Give the number of lines that include the word "title", nothing more.

-- Start of ENTRIES PROVIDED --

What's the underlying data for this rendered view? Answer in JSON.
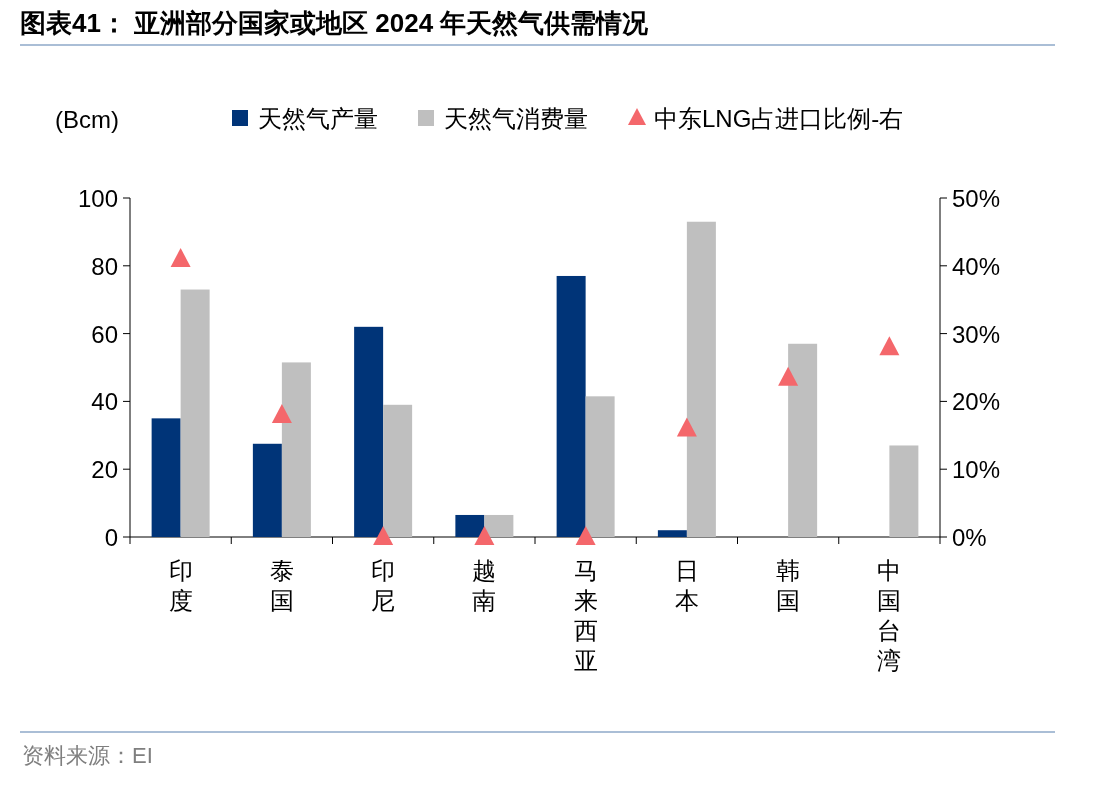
{
  "chart_data": {
    "type": "bar",
    "title": "图表41：  亚洲部分国家或地区 2024 年天然气供需情况",
    "ylabel": "(Bcm)",
    "categories": [
      "印度",
      "泰国",
      "印尼",
      "越南",
      "马来西亚",
      "日本",
      "韩国",
      "中国台湾"
    ],
    "series": [
      {
        "name": "天然气产量",
        "color": "#003478",
        "values": [
          35,
          27.5,
          62,
          6.5,
          77,
          2,
          0,
          0
        ]
      },
      {
        "name": "天然气消费量",
        "color": "#bfbfbf",
        "values": [
          73,
          51.5,
          39,
          6.5,
          41.5,
          93,
          57,
          27
        ]
      },
      {
        "name": "中东LNG占进口比例-右",
        "type": "scatter",
        "axis": "y2",
        "marker": "triangle",
        "color": "#f4676b",
        "values": [
          41,
          18,
          0,
          0,
          0,
          16,
          23.5,
          28
        ]
      }
    ],
    "ylim": [
      0,
      100
    ],
    "yticks": [
      0,
      20,
      40,
      60,
      80,
      100
    ],
    "y2lim": [
      0,
      50
    ],
    "y2ticks": [
      {
        "value": 0,
        "label": "0%"
      },
      {
        "value": 10,
        "label": "10%"
      },
      {
        "value": 20,
        "label": "20%"
      },
      {
        "value": 30,
        "label": "30%"
      },
      {
        "value": 40,
        "label": "40%"
      },
      {
        "value": 50,
        "label": "50%"
      }
    ],
    "legend": "top",
    "grid": false,
    "annotations": [
      "资料来源：EI"
    ]
  }
}
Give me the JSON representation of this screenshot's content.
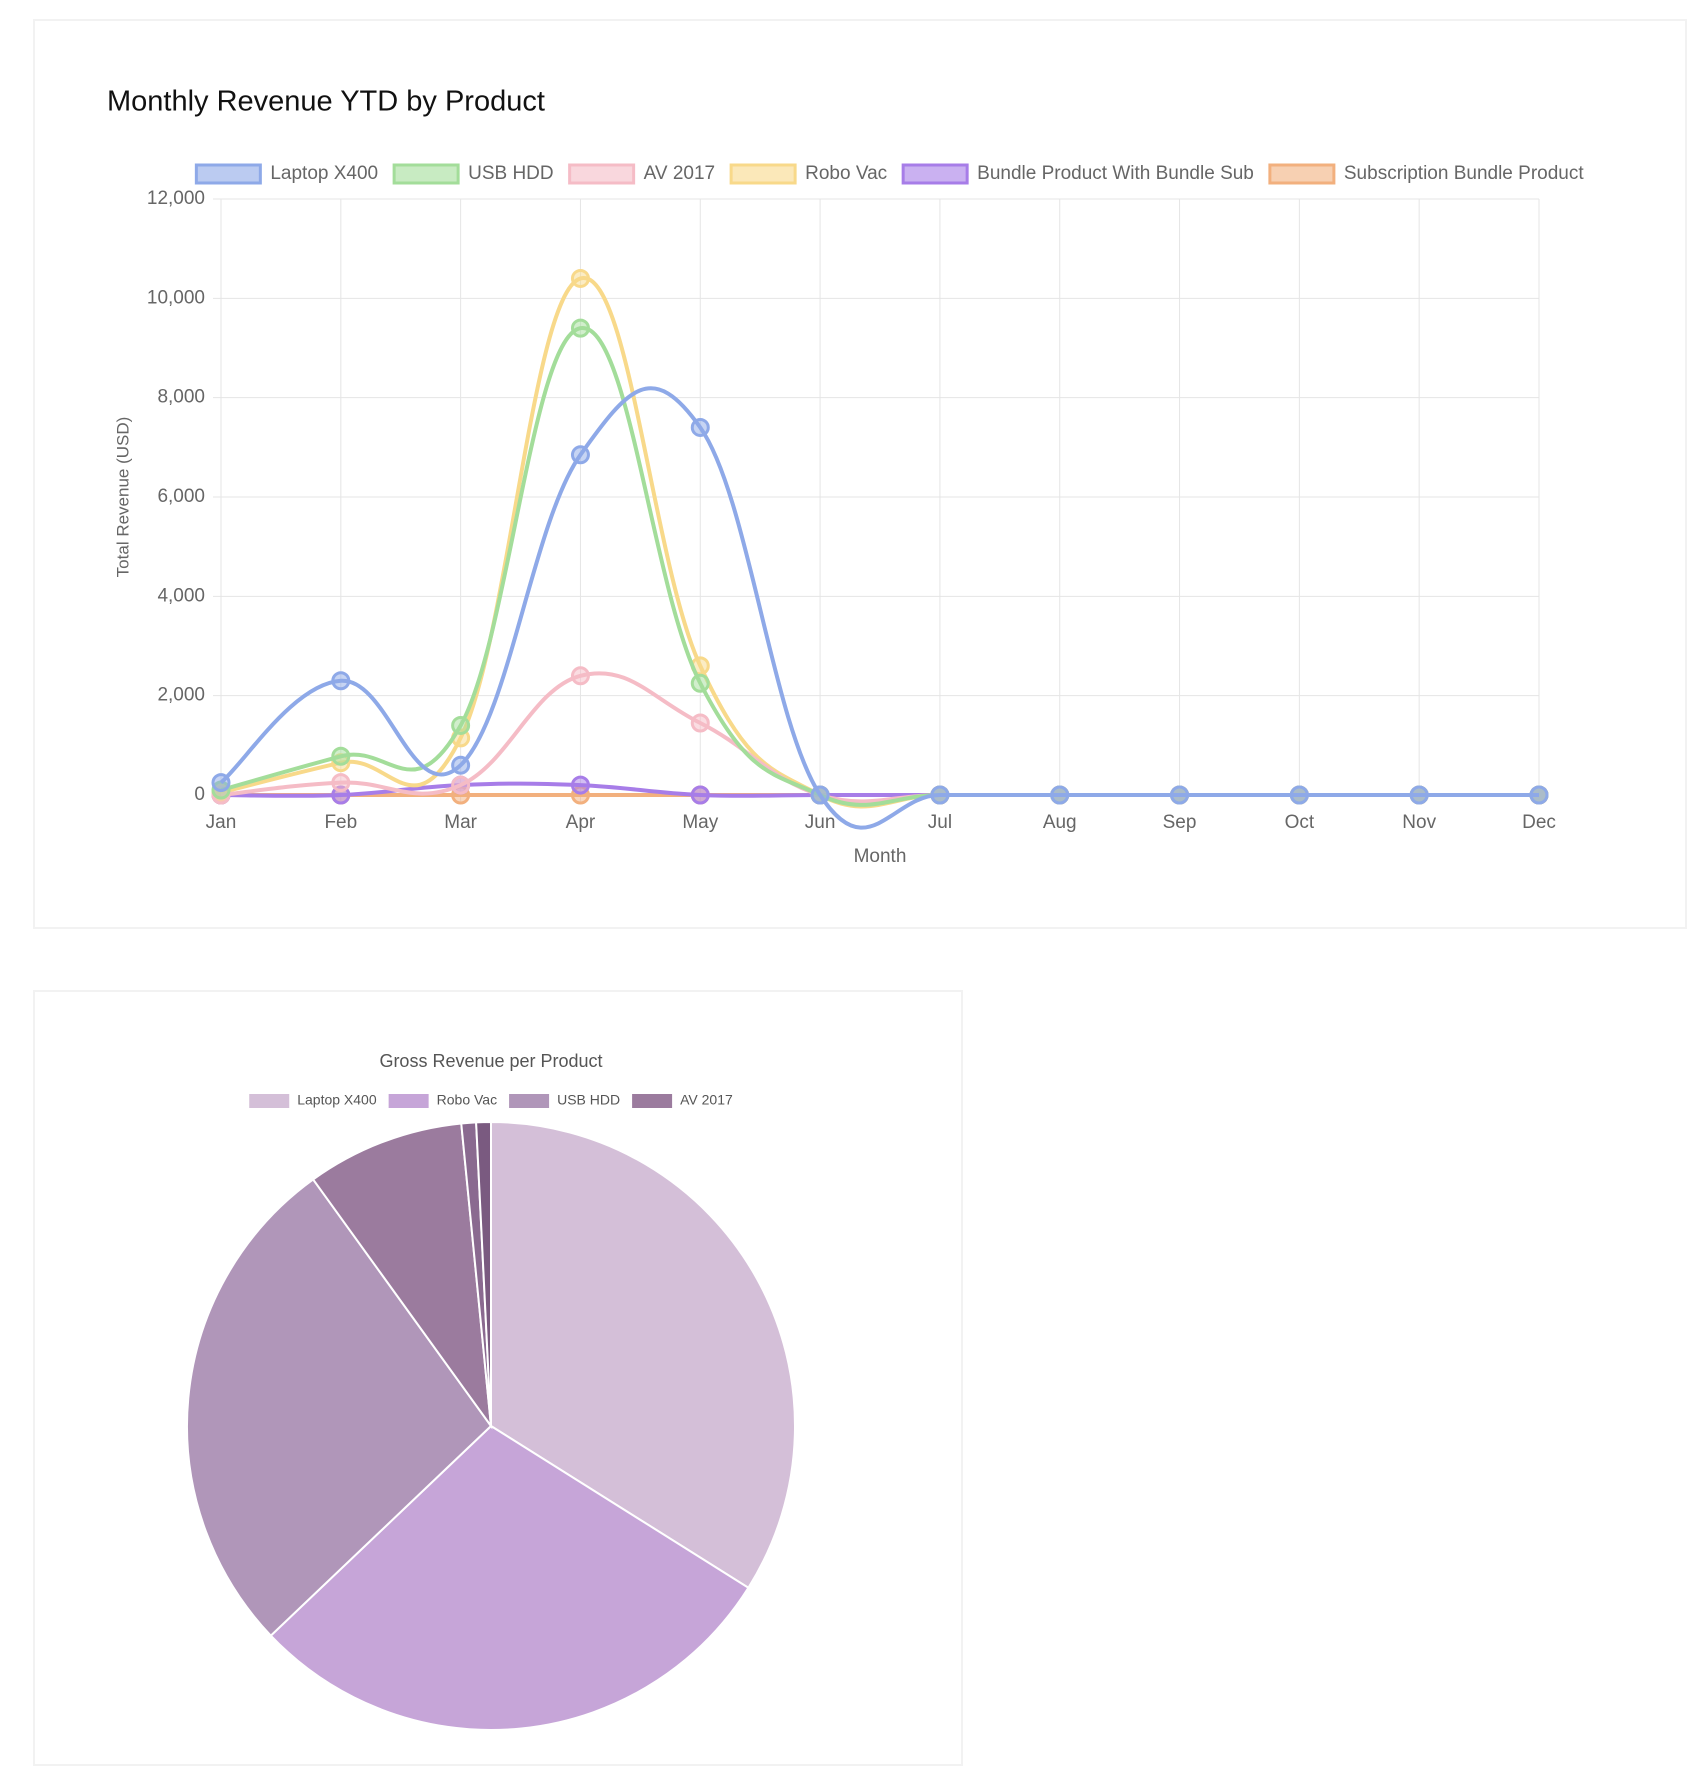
{
  "chart_data": [
    {
      "type": "line",
      "title": "Monthly Revenue YTD by Product",
      "x_label": "Month",
      "y_label": "Total Revenue (USD)",
      "categories": [
        "Jan",
        "Feb",
        "Mar",
        "Apr",
        "May",
        "Jun",
        "Jul",
        "Aug",
        "Sep",
        "Oct",
        "Nov",
        "Dec"
      ],
      "series": [
        {
          "name": "Laptop X400",
          "color": "#8ea9e8",
          "values": [
            250,
            2300,
            600,
            6850,
            7400,
            0,
            0,
            0,
            0,
            0,
            0,
            0
          ]
        },
        {
          "name": "USB HDD",
          "color": "#a3dd9a",
          "values": [
            100,
            780,
            1400,
            9400,
            2250,
            0,
            0,
            0,
            0,
            0,
            0,
            0
          ]
        },
        {
          "name": "AV 2017",
          "color": "#f5bcc6",
          "values": [
            0,
            250,
            200,
            2400,
            1450,
            0,
            0,
            0,
            0,
            0,
            0,
            0
          ]
        },
        {
          "name": "Robo Vac",
          "color": "#f8d98a",
          "values": [
            50,
            650,
            1150,
            10400,
            2600,
            0,
            0,
            0,
            0,
            0,
            0,
            0
          ]
        },
        {
          "name": "Bundle Product With Bundle Sub",
          "color": "#a77de8",
          "values": [
            0,
            0,
            200,
            200,
            0,
            0,
            0,
            0,
            0,
            0,
            0,
            0
          ]
        },
        {
          "name": "Subscription Bundle Product",
          "color": "#f2b07e",
          "values": [
            0,
            0,
            0,
            0,
            0,
            0,
            0,
            0,
            0,
            0,
            0,
            0
          ]
        }
      ],
      "ylim": [
        0,
        12000
      ],
      "yticks": [
        0,
        {
          "value": 2000,
          "label": "2,000"
        },
        {
          "value": 4000,
          "label": "4,000"
        },
        {
          "value": 6000,
          "label": "6,000"
        },
        {
          "value": 8000,
          "label": "8,000"
        },
        {
          "value": 10000,
          "label": "10,000"
        },
        {
          "value": 12000,
          "label": "12,000"
        }
      ],
      "grid": true,
      "legend": "top"
    },
    {
      "type": "pie",
      "title": "Gross Revenue per Product",
      "categories": [
        "Laptop X400",
        "Robo Vac",
        "USB HDD",
        "AV 2017",
        null,
        null
      ],
      "values": [
        17400,
        14850,
        13930,
        4300,
        400,
        400
      ],
      "colors": [
        "#d4bfd8",
        "#c6a5d8",
        "#b096b9",
        "#9b7b9e",
        "#8a6a90",
        "#7a5a80"
      ],
      "legend": "top"
    }
  ]
}
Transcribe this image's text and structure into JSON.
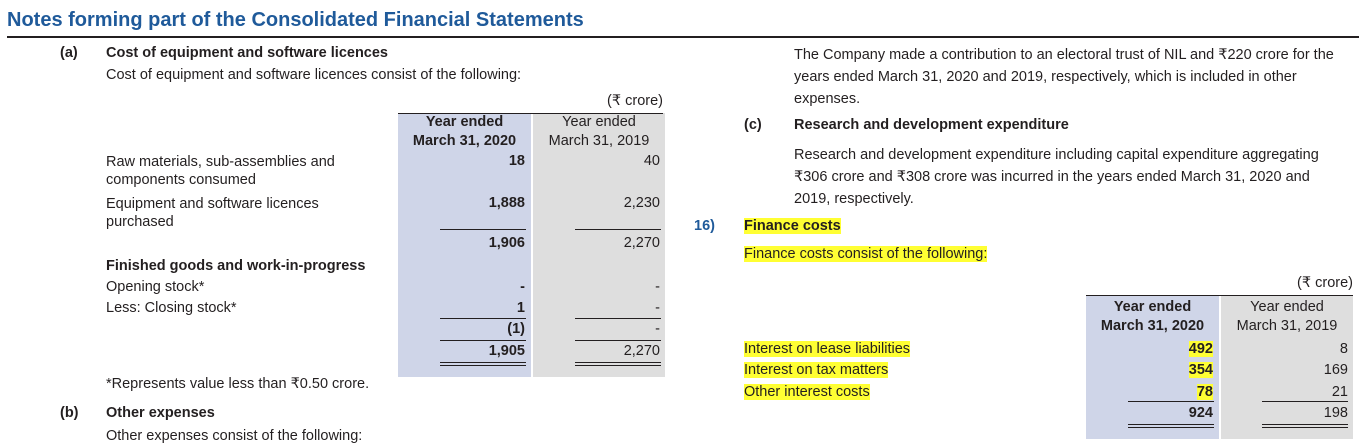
{
  "title": "Notes forming part of the Consolidated Financial Statements",
  "section_a": {
    "marker": "(a)",
    "heading": "Cost of equipment and software licences",
    "intro": "Cost of equipment and software licences consist of the following:",
    "unit": "(₹ crore)",
    "col1_header": [
      "Year ended",
      "March 31, 2020"
    ],
    "col2_header": [
      "Year ended",
      "March 31, 2019"
    ],
    "rows": [
      {
        "label": "Raw materials, sub-assemblies and components consumed",
        "v2020": "18",
        "v2019": "40"
      },
      {
        "label": "Equipment and software licences purchased",
        "v2020": "1,888",
        "v2019": "2,230"
      }
    ],
    "subtotal": {
      "v2020": "1,906",
      "v2019": "2,270"
    },
    "fg_heading": "Finished goods and work-in-progress",
    "fg_rows": [
      {
        "label": "Opening stock*",
        "v2020": "-",
        "v2019": "-"
      },
      {
        "label": "Less: Closing stock*",
        "v2020": "1",
        "v2019": "-"
      }
    ],
    "fg_net": {
      "v2020": "(1)",
      "v2019": "-"
    },
    "total": {
      "v2020": "1,905",
      "v2019": "2,270"
    },
    "footnote": "*Represents value less than ₹0.50 crore."
  },
  "section_b": {
    "marker": "(b)",
    "heading": "Other expenses",
    "intro": "Other expenses consist of the following:",
    "electoral_text": "The Company made a contribution to an electoral trust of NIL and ₹220 crore for the years ended March 31, 2020 and 2019, respectively, which is included in other expenses."
  },
  "section_c": {
    "marker": "(c)",
    "heading": "Research and development expenditure",
    "text": "Research and development expenditure including capital expenditure aggregating ₹306 crore and ₹308 crore was incurred in the years ended March 31, 2020 and 2019, respectively."
  },
  "section_16": {
    "number": "16)",
    "heading": "Finance costs",
    "intro": "Finance costs consist of the following:",
    "unit": "(₹ crore)",
    "col1_header": [
      "Year ended",
      "March 31, 2020"
    ],
    "col2_header": [
      "Year ended",
      "March 31, 2019"
    ],
    "rows": [
      {
        "label": "Interest on lease liabilities",
        "v2020": "492",
        "v2019": "8"
      },
      {
        "label": "Interest on tax matters",
        "v2020": "354",
        "v2019": "169"
      },
      {
        "label": "Other interest costs",
        "v2020": "78",
        "v2019": "21"
      }
    ],
    "total": {
      "v2020": "924",
      "v2019": "198"
    }
  }
}
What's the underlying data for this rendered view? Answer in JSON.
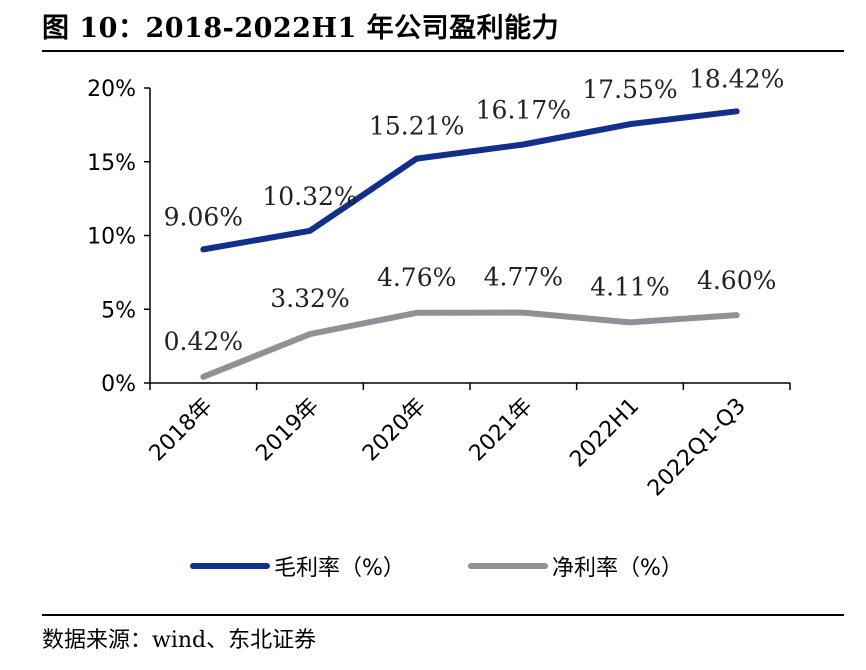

-- End of ENTRIES PROVIDED --

*THE ANSWER*.
4